### PROMPT
Resume the piece on roasting pork belly with sage, orange, and cranberry sauce, writing on from its last sentence.

### DOCUMENT EXTRACT
►

Vegetarians, avert your eyes…

We’re getting into the nitty gritty of pork belly today.

The pork belly ramen at David Chang’s Momofuku restaurant was one of my first experiences. Rodney and I went several years ago, waited for hours for a table, and sat down to ramen that can only be described as “well worth the wait.” A sweet harmony between chewy noodles, the porkiest pork broth, the belly itself, and what I now know to be a perfectly-runny 5:10 minute soft-boiled egg.

I soon decided to tackle pork belly at home, buying it in smaller pieces before graduating to larger roasts, which is what I prefer to cook these days. It makes enough for dinner and leaves plenty of meat for leftovers.

Although it shouldn’t have been a surprise – pork belly is essentially a big slab of bacon – I thought that it was funny when my kids started to request it for dinner. Spaghetti with tomato sauce, chicken tenders….pork belly.

If I were to rank the nutritional value of pork belly, it would rank right up there next to candy canes. So we don’t eat it often, making it an infrequent luxury.

But considering that it is the holidays, and that we’ll be eating like gluttons all week long, what’s the harm in an additional 1,000-calorie meal, correct?

I’ve been in a Thanksgiving frame of mind and can’t stop using all manner of sage and cranberry; forgive me if you’re facing an overload of these ingredients. December will be about fruit cake and royal icing, and at a certain point you’re welcome to tell me to stop featuring those too.


Belly is nothing to look at in its raw state. You can buy it with the skin on – which is how it’s typically sold. You can alternatively ask your butcher to remove the skin, or do it yourself at home.

I’ve roasted pork belly with the skin on before, and it comes out flavorful, but with the texture of shoe leather. David Chang suggests that you keep the skin and make Chicharrón, but it involves a dehydrator and some technical skill in removing every last trace of fat. Count me in for that exercise when I retire to Palm Springs with my silver hair and Mephistos. Until then, there are far too many kids in the kitchen, husband included.

For now, let’s talk about the rest of the belly. In the spirit of Thanksgiving, this one is rubbed with a mixture of salt, sugar, chopped fresh sage and orange zest. I love citrus at this time of year, but Satsumas, with their vibrant color and sweet juice is perfect for this. But pick a favorite orange, anything will work.

Don’t forget to drink a beer while you’re making it.


Roast on high heat for an hour, then turn down the temp to low. Much of the fat will render out, leaving you with soft, shreddable meat and a crunchy exterior.

While the belly is roasting, switch gears and make your cranberry sauce.


One of my favorite cranberry sauce recipes is the one that I make for Thanksgiving every year. It’s a Zinfandel-based sauce, whose spicy notes are accentuated by the addition of brown sugar, cinnamon and cloves.


I made a slightly different version for my pork – using a foundation of red wine, but adding orange peel, cinnamon, and when cooked, a few drops of bitters.

◄

### ENTRIES PROVIDED
►

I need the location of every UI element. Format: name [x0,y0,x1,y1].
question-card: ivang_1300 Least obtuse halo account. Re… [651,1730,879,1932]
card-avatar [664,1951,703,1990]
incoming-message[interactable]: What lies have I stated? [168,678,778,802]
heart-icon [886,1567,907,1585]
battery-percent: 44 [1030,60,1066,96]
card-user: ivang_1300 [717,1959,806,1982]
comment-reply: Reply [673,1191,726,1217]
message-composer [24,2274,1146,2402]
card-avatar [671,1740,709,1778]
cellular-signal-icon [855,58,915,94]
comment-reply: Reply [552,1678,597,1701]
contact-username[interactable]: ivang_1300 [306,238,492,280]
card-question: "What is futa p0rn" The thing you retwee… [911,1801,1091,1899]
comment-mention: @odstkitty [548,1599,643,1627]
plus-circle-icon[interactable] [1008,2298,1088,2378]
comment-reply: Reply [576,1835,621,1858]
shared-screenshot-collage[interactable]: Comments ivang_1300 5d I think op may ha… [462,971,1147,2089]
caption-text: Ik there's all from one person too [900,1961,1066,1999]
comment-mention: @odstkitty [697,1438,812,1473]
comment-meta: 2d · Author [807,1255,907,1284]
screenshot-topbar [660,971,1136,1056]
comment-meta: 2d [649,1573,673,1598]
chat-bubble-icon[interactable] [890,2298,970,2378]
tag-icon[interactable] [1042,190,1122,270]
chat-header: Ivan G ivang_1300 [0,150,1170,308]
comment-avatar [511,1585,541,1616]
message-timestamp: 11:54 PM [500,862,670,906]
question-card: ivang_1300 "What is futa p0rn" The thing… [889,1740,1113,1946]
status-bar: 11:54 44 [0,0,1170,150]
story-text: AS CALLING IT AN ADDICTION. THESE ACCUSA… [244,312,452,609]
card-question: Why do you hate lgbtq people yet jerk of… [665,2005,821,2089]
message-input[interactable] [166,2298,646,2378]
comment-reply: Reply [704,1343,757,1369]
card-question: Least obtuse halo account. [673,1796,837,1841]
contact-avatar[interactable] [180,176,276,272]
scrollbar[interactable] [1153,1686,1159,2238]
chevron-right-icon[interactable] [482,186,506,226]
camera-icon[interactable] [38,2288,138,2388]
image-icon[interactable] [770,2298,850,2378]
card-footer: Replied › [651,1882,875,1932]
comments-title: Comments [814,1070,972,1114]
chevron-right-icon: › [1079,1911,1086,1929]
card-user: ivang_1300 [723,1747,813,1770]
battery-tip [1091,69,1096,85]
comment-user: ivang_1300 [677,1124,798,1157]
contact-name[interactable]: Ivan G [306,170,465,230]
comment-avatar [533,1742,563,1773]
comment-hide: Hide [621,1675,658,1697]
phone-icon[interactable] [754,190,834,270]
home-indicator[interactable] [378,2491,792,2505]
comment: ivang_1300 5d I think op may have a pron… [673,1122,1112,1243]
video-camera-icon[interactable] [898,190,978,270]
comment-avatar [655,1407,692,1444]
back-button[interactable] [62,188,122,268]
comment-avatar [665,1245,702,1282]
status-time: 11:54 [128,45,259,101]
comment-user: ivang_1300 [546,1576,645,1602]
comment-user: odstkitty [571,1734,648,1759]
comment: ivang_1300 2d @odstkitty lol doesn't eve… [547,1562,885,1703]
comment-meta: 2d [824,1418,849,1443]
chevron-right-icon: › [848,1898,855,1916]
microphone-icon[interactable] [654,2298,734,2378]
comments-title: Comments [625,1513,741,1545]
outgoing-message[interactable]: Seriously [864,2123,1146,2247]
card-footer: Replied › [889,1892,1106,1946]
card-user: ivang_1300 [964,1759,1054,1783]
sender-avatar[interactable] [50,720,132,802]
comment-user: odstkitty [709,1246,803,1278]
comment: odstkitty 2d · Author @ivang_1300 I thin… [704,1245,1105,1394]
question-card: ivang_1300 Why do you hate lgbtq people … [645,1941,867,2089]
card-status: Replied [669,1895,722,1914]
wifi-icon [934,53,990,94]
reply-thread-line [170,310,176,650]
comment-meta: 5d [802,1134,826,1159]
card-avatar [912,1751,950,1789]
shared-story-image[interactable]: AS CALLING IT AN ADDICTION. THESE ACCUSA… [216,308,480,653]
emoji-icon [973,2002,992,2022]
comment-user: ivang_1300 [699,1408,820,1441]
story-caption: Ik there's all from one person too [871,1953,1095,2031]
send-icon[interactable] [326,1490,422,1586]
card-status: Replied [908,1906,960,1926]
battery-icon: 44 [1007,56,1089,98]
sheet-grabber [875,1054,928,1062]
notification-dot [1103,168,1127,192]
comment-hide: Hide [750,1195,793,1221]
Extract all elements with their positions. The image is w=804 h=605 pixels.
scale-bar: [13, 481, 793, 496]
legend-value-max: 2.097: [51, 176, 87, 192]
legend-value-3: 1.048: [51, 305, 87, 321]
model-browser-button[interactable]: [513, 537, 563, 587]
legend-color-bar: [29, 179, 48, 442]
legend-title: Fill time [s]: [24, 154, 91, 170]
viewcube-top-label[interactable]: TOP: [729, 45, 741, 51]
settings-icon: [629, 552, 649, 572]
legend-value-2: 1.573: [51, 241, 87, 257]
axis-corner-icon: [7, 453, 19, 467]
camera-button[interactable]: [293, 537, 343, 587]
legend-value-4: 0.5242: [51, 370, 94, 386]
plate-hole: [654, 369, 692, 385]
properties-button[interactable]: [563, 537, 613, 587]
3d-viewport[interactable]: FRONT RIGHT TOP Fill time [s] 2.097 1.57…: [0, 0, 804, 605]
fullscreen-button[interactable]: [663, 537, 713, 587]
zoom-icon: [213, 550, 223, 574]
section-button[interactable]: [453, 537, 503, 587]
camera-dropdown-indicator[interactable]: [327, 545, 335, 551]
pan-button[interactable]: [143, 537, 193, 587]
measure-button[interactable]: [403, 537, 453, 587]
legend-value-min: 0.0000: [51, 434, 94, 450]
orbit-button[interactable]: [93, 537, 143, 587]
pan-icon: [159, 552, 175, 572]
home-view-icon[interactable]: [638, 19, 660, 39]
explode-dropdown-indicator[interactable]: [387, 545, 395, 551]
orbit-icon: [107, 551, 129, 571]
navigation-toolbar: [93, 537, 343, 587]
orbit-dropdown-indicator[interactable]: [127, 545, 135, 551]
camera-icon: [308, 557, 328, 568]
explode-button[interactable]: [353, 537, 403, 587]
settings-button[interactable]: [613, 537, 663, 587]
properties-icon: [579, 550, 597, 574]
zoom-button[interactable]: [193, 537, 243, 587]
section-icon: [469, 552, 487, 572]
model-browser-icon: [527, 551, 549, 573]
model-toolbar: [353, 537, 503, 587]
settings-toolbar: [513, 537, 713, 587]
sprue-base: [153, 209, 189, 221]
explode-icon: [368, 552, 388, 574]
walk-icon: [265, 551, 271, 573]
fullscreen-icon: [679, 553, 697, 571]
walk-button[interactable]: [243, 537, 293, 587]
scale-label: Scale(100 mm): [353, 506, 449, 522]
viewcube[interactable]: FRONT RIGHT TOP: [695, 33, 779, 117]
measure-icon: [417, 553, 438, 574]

◄

### THE RESULT
I first used bitters in something other than cocktails this summer when I added a few drops of Angostura to a cherry pie. A favorite pie blog of mine had done something similar and I was intrigued.

Bitters will give your sauce or sweets an unexpected, slightly herbal flavor – just don’t use too much. They’re potent and in the blink of an eye, your dish will taste like nothing but bitters. Also, the kind of bitters that you use will influence the end result – some are stronger than others. Play around, see what flavors, and what intensity you like in your food.

I’ve discovered a new brand of bitters from a company called Dram Apothecary – they carry it at my local Forager’s Market, but you can also find it online. The packaging and flavors are so playful, and I’ve loved using it in everything from food to cocktails and even tea.


Their Hair of the Dog bitters are made with ingredients such as Ginger, Cassia bark, Orange Peel, Kudzu Root, Licorice Root and Butternut Bark, making them a great complement to the orange and red wine in the cranberry sauce. If you can’t find Dram bitters, feel free to use Angostura bitters or any other brand as a substitute. The cranberry sauce would be great without the bitters too, but I find that bitters make the dish more interesting.

Your end result is a ruby-hued jar of cranberry sauce that you can use with the pork, your Thanksgiving turkey, or spooned in between a grilled cheese.

To get the sauce to the right glazing consistency for the pork, you’ll have to thin it out with water, a touch of wine, or even pomegranate molasses.


And that’s it – pork that can be served at the dinner table, or used like I did – in an open-faced sandwich reminiscent of your Thanksgiving next-day sandwich: bread, mayo, fresh greens, roasted squash, and a big heaping portion of sliced meat.




And a quick tip – keep some of the belly separate (unglazed) for other meals during the week. It plays well with any kind of noodle soup…or do like I did, which is shred it over breakfast soft tacos.

Enjoy everyone, and if you’re celebrating, have a wonderful Thanksgiving this week!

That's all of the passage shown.